_Set task_
Return all of the data exactly, with nothing left out but the pictures.
━━━ Supplied records
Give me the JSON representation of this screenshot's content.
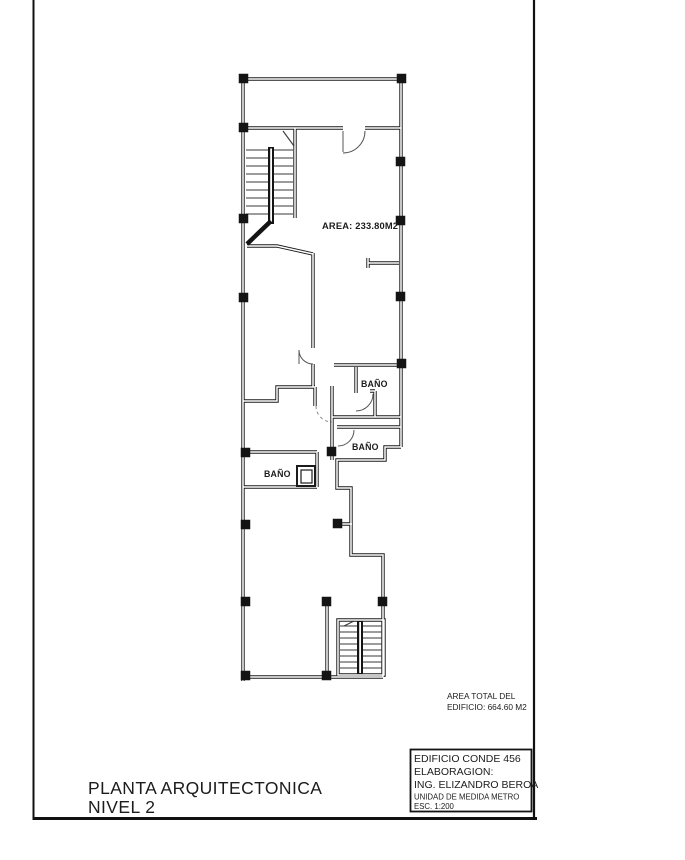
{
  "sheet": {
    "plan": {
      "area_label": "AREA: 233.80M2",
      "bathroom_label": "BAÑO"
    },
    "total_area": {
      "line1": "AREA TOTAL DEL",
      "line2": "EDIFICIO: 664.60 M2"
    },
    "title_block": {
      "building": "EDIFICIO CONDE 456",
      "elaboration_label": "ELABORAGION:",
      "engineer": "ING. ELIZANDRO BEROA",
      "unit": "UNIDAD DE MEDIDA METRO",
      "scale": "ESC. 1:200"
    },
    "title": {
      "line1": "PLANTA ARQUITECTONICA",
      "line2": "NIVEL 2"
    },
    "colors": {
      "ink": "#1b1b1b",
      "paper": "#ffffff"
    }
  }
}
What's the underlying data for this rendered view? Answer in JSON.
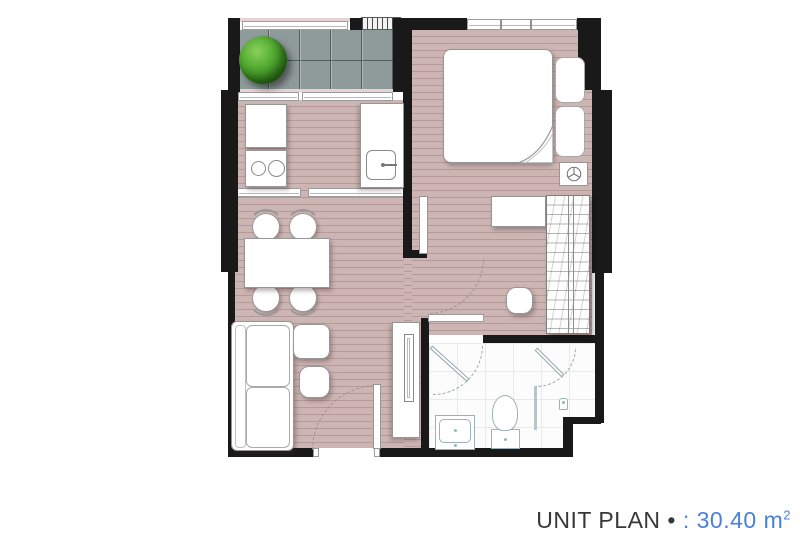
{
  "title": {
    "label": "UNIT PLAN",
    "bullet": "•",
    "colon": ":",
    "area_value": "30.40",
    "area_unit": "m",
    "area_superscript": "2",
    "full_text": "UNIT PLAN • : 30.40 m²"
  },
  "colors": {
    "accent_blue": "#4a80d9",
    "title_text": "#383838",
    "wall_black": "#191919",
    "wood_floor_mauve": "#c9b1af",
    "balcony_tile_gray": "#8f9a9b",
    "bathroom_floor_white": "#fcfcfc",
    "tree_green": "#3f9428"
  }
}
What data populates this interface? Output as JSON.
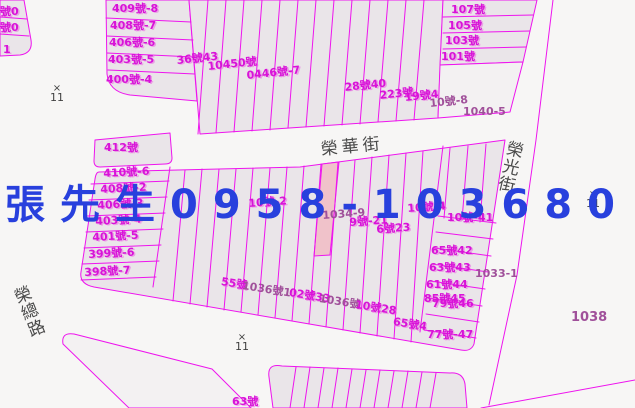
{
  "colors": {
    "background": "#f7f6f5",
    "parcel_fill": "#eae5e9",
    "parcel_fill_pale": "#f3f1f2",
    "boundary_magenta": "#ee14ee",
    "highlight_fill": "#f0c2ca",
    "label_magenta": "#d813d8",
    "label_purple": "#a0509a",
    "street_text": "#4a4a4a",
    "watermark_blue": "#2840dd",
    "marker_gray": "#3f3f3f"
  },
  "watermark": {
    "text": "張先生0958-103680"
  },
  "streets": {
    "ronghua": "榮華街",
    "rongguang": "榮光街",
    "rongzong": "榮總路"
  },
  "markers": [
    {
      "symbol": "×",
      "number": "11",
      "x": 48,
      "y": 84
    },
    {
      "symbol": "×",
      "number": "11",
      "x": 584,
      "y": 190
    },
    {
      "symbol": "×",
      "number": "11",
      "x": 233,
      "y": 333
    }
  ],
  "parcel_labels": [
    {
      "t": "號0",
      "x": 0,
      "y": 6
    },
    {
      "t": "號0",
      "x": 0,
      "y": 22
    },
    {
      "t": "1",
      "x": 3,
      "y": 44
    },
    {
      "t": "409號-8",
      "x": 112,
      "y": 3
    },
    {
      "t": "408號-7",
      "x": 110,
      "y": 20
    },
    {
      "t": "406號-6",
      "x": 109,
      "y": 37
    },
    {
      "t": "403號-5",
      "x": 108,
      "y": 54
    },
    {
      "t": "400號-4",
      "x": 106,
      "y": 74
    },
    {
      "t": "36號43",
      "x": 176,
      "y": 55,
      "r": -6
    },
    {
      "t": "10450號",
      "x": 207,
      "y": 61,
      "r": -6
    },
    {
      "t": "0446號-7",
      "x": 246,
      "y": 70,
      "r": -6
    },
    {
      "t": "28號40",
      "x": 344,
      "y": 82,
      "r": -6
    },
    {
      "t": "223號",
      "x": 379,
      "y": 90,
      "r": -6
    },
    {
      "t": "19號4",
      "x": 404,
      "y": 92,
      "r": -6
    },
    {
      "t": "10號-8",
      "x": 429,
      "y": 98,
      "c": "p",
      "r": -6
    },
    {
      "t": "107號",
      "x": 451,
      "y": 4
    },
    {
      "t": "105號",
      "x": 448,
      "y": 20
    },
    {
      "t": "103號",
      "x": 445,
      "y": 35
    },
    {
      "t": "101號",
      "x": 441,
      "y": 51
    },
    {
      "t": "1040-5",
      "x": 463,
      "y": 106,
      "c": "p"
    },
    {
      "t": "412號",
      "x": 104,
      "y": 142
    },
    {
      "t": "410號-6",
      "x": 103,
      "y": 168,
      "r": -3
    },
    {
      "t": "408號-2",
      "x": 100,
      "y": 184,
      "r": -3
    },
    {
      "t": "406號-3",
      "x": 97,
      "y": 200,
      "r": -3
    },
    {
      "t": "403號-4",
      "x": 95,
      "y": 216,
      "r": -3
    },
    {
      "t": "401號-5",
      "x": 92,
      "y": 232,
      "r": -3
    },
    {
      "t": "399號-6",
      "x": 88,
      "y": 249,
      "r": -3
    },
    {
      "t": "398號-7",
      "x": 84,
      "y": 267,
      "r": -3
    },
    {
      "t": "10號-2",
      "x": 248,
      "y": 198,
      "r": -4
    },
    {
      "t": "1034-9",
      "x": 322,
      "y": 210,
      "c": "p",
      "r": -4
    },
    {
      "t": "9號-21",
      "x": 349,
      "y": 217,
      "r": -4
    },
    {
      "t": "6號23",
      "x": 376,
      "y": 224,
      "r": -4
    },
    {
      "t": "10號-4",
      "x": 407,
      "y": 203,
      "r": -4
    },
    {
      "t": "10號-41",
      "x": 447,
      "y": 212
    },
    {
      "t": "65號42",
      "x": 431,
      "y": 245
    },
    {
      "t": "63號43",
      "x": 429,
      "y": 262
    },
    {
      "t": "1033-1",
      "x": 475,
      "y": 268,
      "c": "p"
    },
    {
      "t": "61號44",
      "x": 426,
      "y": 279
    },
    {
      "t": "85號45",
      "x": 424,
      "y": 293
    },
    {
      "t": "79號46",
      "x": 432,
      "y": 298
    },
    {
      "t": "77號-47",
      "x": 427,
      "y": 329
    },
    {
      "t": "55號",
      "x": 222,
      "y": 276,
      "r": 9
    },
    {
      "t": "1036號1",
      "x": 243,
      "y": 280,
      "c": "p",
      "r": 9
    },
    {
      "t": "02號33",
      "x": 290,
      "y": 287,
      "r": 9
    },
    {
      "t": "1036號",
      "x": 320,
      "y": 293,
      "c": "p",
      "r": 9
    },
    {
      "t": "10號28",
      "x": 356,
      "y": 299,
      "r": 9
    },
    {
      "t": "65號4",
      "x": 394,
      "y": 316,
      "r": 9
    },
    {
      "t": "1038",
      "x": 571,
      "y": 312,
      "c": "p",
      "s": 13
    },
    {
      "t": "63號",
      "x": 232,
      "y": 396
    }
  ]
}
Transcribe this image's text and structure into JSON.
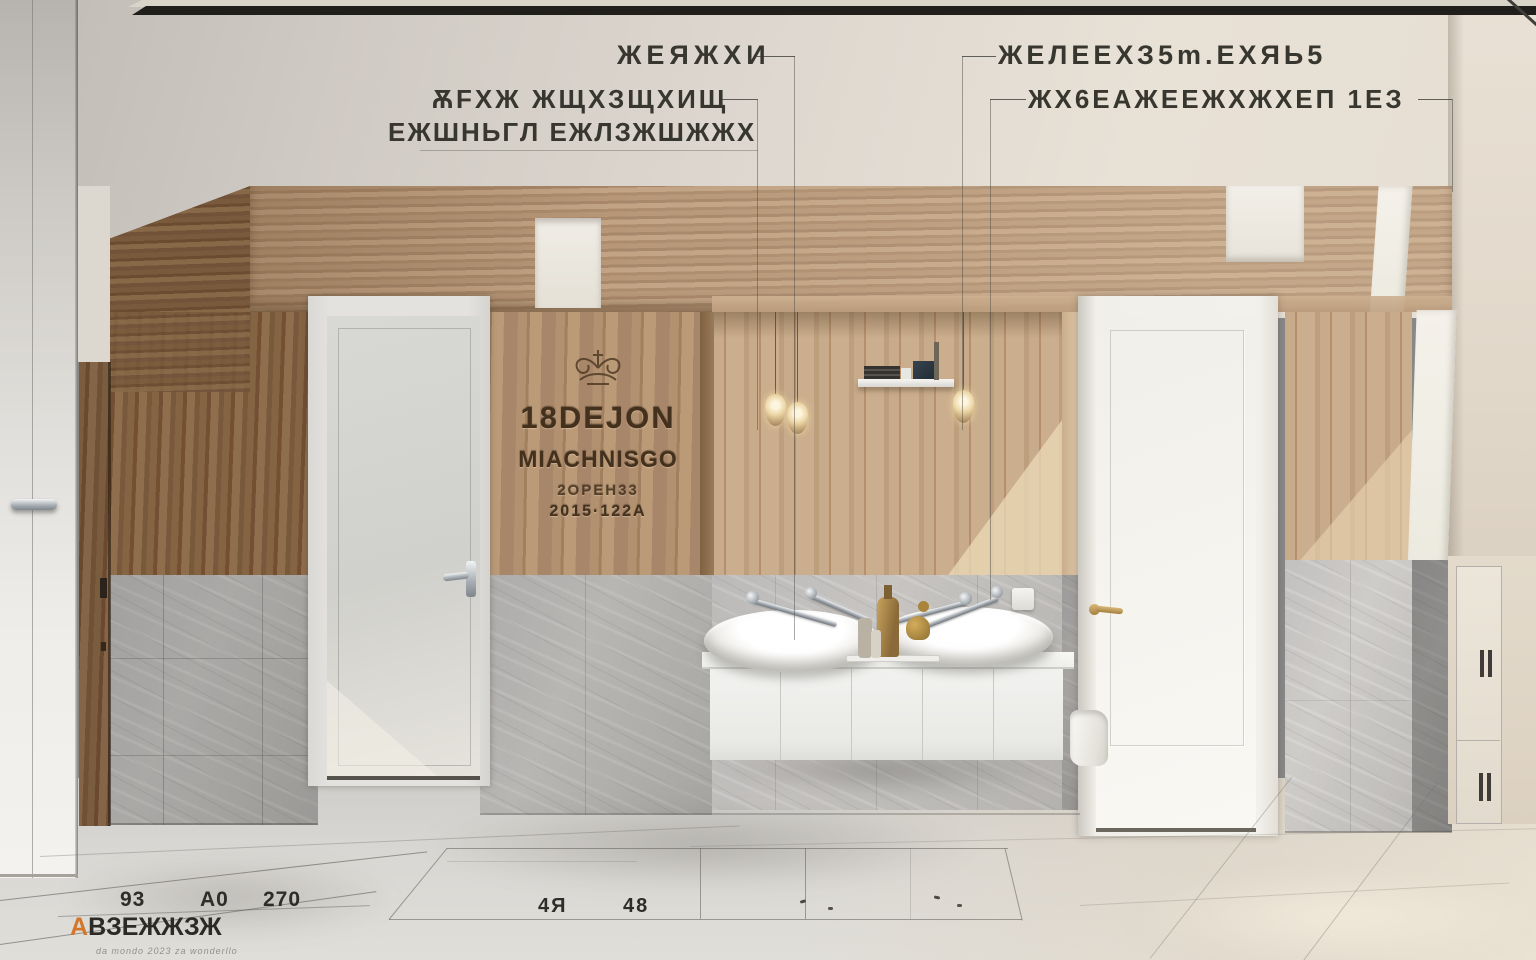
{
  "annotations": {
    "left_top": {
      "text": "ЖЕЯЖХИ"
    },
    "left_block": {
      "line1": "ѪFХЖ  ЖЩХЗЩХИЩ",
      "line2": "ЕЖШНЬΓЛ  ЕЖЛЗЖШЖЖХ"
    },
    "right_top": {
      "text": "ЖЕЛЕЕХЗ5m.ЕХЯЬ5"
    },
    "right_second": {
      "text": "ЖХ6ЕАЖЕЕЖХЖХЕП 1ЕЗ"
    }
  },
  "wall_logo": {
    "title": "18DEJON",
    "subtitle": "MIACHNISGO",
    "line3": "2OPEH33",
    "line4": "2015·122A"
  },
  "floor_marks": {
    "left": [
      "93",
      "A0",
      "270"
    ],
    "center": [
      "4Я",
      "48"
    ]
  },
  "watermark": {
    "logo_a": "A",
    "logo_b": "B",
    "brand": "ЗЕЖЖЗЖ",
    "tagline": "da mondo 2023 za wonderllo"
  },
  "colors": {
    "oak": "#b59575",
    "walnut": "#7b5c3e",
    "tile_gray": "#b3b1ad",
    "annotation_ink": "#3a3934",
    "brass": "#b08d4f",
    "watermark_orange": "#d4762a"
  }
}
━━━━━━
_The result_
Give me the JSON representation of this screenshot's content.
{
  "sheet": {
    "plan": {
      "area_label": "AREA: 233.80M2",
      "bathroom_label": "BAÑO"
    },
    "total_area": {
      "line1": "AREA TOTAL DEL",
      "line2": "EDIFICIO: 664.60 M2"
    },
    "title_block": {
      "building": "EDIFICIO CONDE 456",
      "elaboration_label": "ELABORAGION:",
      "engineer": "ING. ELIZANDRO BEROA",
      "unit": "UNIDAD DE MEDIDA METRO",
      "scale": "ESC. 1:200"
    },
    "title": {
      "line1": "PLANTA ARQUITECTONICA",
      "line2": "NIVEL 2"
    },
    "colors": {
      "ink": "#1b1b1b",
      "paper": "#ffffff"
    }
  }
}
What's the underlying data for this rendered view? Answer in JSON.
{
  "title": {
    "label": "UNIT PLAN",
    "bullet": "•",
    "colon": ":",
    "area_value": "30.40",
    "area_unit": "m",
    "area_superscript": "2",
    "full_text": "UNIT PLAN • : 30.40 m²"
  },
  "colors": {
    "accent_blue": "#4a80d9",
    "title_text": "#383838",
    "wall_black": "#191919",
    "wood_floor_mauve": "#c9b1af",
    "balcony_tile_gray": "#8f9a9b",
    "bathroom_floor_white": "#fcfcfc",
    "tree_green": "#3f9428"
  }
}
What data populates this interface? Output as JSON.
{
  "colors": {
    "background": "#f7f6f5",
    "parcel_fill": "#eae5e9",
    "parcel_fill_pale": "#f3f1f2",
    "boundary_magenta": "#ee14ee",
    "highlight_fill": "#f0c2ca",
    "label_magenta": "#d813d8",
    "label_purple": "#a0509a",
    "street_text": "#4a4a4a",
    "watermark_blue": "#2840dd",
    "marker_gray": "#3f3f3f"
  },
  "watermark": {
    "text": "張先生0958-103680"
  },
  "streets": {
    "ronghua": "榮華街",
    "rongguang": "榮光街",
    "rongzong": "榮總路"
  },
  "markers": [
    {
      "symbol": "×",
      "number": "11",
      "x": 48,
      "y": 84
    },
    {
      "symbol": "×",
      "number": "11",
      "x": 584,
      "y": 190
    },
    {
      "symbol": "×",
      "number": "11",
      "x": 233,
      "y": 333
    }
  ],
  "parcel_labels": [
    {
      "t": "號0",
      "x": 0,
      "y": 6
    },
    {
      "t": "號0",
      "x": 0,
      "y": 22
    },
    {
      "t": "1",
      "x": 3,
      "y": 44
    },
    {
      "t": "409號-8",
      "x": 112,
      "y": 3
    },
    {
      "t": "408號-7",
      "x": 110,
      "y": 20
    },
    {
      "t": "406號-6",
      "x": 109,
      "y": 37
    },
    {
      "t": "403號-5",
      "x": 108,
      "y": 54
    },
    {
      "t": "400號-4",
      "x": 106,
      "y": 74
    },
    {
      "t": "36號43",
      "x": 176,
      "y": 55,
      "r": -6
    },
    {
      "t": "10450號",
      "x": 207,
      "y": 61,
      "r": -6
    },
    {
      "t": "0446號-7",
      "x": 246,
      "y": 70,
      "r": -6
    },
    {
      "t": "28號40",
      "x": 344,
      "y": 82,
      "r": -6
    },
    {
      "t": "223號",
      "x": 379,
      "y": 90,
      "r": -6
    },
    {
      "t": "19號4",
      "x": 404,
      "y": 92,
      "r": -6
    },
    {
      "t": "10號-8",
      "x": 429,
      "y": 98,
      "c": "p",
      "r": -6
    },
    {
      "t": "107號",
      "x": 451,
      "y": 4
    },
    {
      "t": "105號",
      "x": 448,
      "y": 20
    },
    {
      "t": "103號",
      "x": 445,
      "y": 35
    },
    {
      "t": "101號",
      "x": 441,
      "y": 51
    },
    {
      "t": "1040-5",
      "x": 463,
      "y": 106,
      "c": "p"
    },
    {
      "t": "412號",
      "x": 104,
      "y": 142
    },
    {
      "t": "410號-6",
      "x": 103,
      "y": 168,
      "r": -3
    },
    {
      "t": "408號-2",
      "x": 100,
      "y": 184,
      "r": -3
    },
    {
      "t": "406號-3",
      "x": 97,
      "y": 200,
      "r": -3
    },
    {
      "t": "403號-4",
      "x": 95,
      "y": 216,
      "r": -3
    },
    {
      "t": "401號-5",
      "x": 92,
      "y": 232,
      "r": -3
    },
    {
      "t": "399號-6",
      "x": 88,
      "y": 249,
      "r": -3
    },
    {
      "t": "398號-7",
      "x": 84,
      "y": 267,
      "r": -3
    },
    {
      "t": "10號-2",
      "x": 248,
      "y": 198,
      "r": -4
    },
    {
      "t": "1034-9",
      "x": 322,
      "y": 210,
      "c": "p",
      "r": -4
    },
    {
      "t": "9號-21",
      "x": 349,
      "y": 217,
      "r": -4
    },
    {
      "t": "6號23",
      "x": 376,
      "y": 224,
      "r": -4
    },
    {
      "t": "10號-4",
      "x": 407,
      "y": 203,
      "r": -4
    },
    {
      "t": "10號-41",
      "x": 447,
      "y": 212
    },
    {
      "t": "65號42",
      "x": 431,
      "y": 245
    },
    {
      "t": "63號43",
      "x": 429,
      "y": 262
    },
    {
      "t": "1033-1",
      "x": 475,
      "y": 268,
      "c": "p"
    },
    {
      "t": "61號44",
      "x": 426,
      "y": 279
    },
    {
      "t": "85號45",
      "x": 424,
      "y": 293
    },
    {
      "t": "79號46",
      "x": 432,
      "y": 298
    },
    {
      "t": "77號-47",
      "x": 427,
      "y": 329
    },
    {
      "t": "55號",
      "x": 222,
      "y": 276,
      "r": 9
    },
    {
      "t": "1036號1",
      "x": 243,
      "y": 280,
      "c": "p",
      "r": 9
    },
    {
      "t": "02號33",
      "x": 290,
      "y": 287,
      "r": 9
    },
    {
      "t": "1036號",
      "x": 320,
      "y": 293,
      "c": "p",
      "r": 9
    },
    {
      "t": "10號28",
      "x": 356,
      "y": 299,
      "r": 9
    },
    {
      "t": "65號4",
      "x": 394,
      "y": 316,
      "r": 9
    },
    {
      "t": "1038",
      "x": 571,
      "y": 312,
      "c": "p",
      "s": 13
    },
    {
      "t": "63號",
      "x": 232,
      "y": 396
    }
  ]
}
Transcribe this image's text and structure into JSON.
{
  "annotations": {
    "left_top": {
      "text": "ЖЕЯЖХИ"
    },
    "left_block": {
      "line1": "ѪFХЖ  ЖЩХЗЩХИЩ",
      "line2": "ЕЖШНЬΓЛ  ЕЖЛЗЖШЖЖХ"
    },
    "right_top": {
      "text": "ЖЕЛЕЕХЗ5m.ЕХЯЬ5"
    },
    "right_second": {
      "text": "ЖХ6ЕАЖЕЕЖХЖХЕП 1ЕЗ"
    }
  },
  "wall_logo": {
    "title": "18DEJON",
    "subtitle": "MIACHNISGO",
    "line3": "2OPEH33",
    "line4": "2015·122A"
  },
  "floor_marks": {
    "left": [
      "93",
      "A0",
      "270"
    ],
    "center": [
      "4Я",
      "48"
    ]
  },
  "watermark": {
    "logo_a": "A",
    "logo_b": "B",
    "brand": "ЗЕЖЖЗЖ",
    "tagline": "da mondo 2023 za wonderllo"
  },
  "colors": {
    "oak": "#b59575",
    "walnut": "#7b5c3e",
    "tile_gray": "#b3b1ad",
    "annotation_ink": "#3a3934",
    "brass": "#b08d4f",
    "watermark_orange": "#d4762a"
  }
}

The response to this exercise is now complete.